◆ **Requirement**
Can you copy out the data exactly? Leave the images out.

::::::::::

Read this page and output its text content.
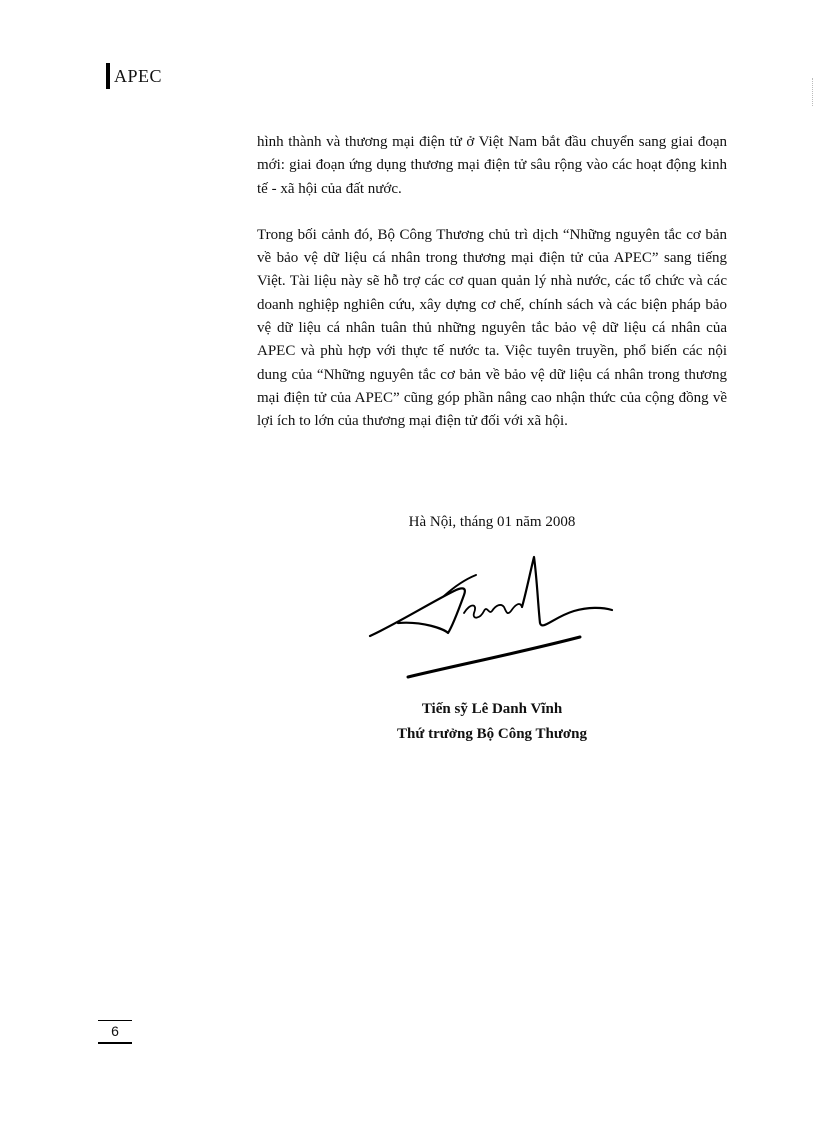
APEC

hình thành và thương mại điện tử ở Việt Nam bắt đầu chuyển sang giai đoạn mới: giai đoạn ứng dụng thương mại điện tử sâu rộng vào các hoạt động kinh tế - xã hội của đất nước.

Trong bối cảnh đó, Bộ Công Thương chủ trì dịch “Những nguyên tắc cơ bản về bảo vệ dữ liệu cá nhân trong thương mại điện tử của APEC” sang tiếng Việt. Tài liệu này sẽ hỗ trợ các cơ quan quản lý nhà nước, các tổ chức và các doanh nghiệp nghiên cứu, xây dựng cơ chế, chính sách và các biện pháp bảo vệ dữ liệu cá nhân tuân thủ những nguyên tắc bảo vệ dữ liệu cá nhân của APEC và phù hợp với thực tế nước ta. Việc tuyên truyền, phổ biến các nội dung của “Những nguyên tắc cơ bản về bảo vệ dữ liệu cá nhân trong thương mại điện tử của APEC” cũng góp phần nâng cao nhận thức của cộng đồng về lợi ích to lớn của thương mại điện tử đối với xã hội.

Hà Nội, tháng 01 năm 2008
Tiến sỹ Lê Danh Vĩnh
Thứ trưởng Bộ Công Thương
6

::::::::::

◆ **Solution to this task**
Read this page and output its text content.
APEC

hình thành và thương mại điện tử ở Việt Nam bắt đầu chuyển sang giai đoạn mới: giai đoạn ứng dụng thương mại điện tử sâu rộng vào các hoạt động kinh tế - xã hội của đất nước.

Trong bối cảnh đó, Bộ Công Thương chủ trì dịch “Những nguyên tắc cơ bản về bảo vệ dữ liệu cá nhân trong thương mại điện tử của APEC” sang tiếng Việt. Tài liệu này sẽ hỗ trợ các cơ quan quản lý nhà nước, các tổ chức và các doanh nghiệp nghiên cứu, xây dựng cơ chế, chính sách và các biện pháp bảo vệ dữ liệu cá nhân tuân thủ những nguyên tắc bảo vệ dữ liệu cá nhân của APEC và phù hợp với thực tế nước ta. Việc tuyên truyền, phổ biến các nội dung của “Những nguyên tắc cơ bản về bảo vệ dữ liệu cá nhân trong thương mại điện tử của APEC” cũng góp phần nâng cao nhận thức của cộng đồng về lợi ích to lớn của thương mại điện tử đối với xã hội.

Hà Nội, tháng 01 năm 2008
Tiến sỹ Lê Danh Vĩnh
Thứ trưởng Bộ Công Thương
6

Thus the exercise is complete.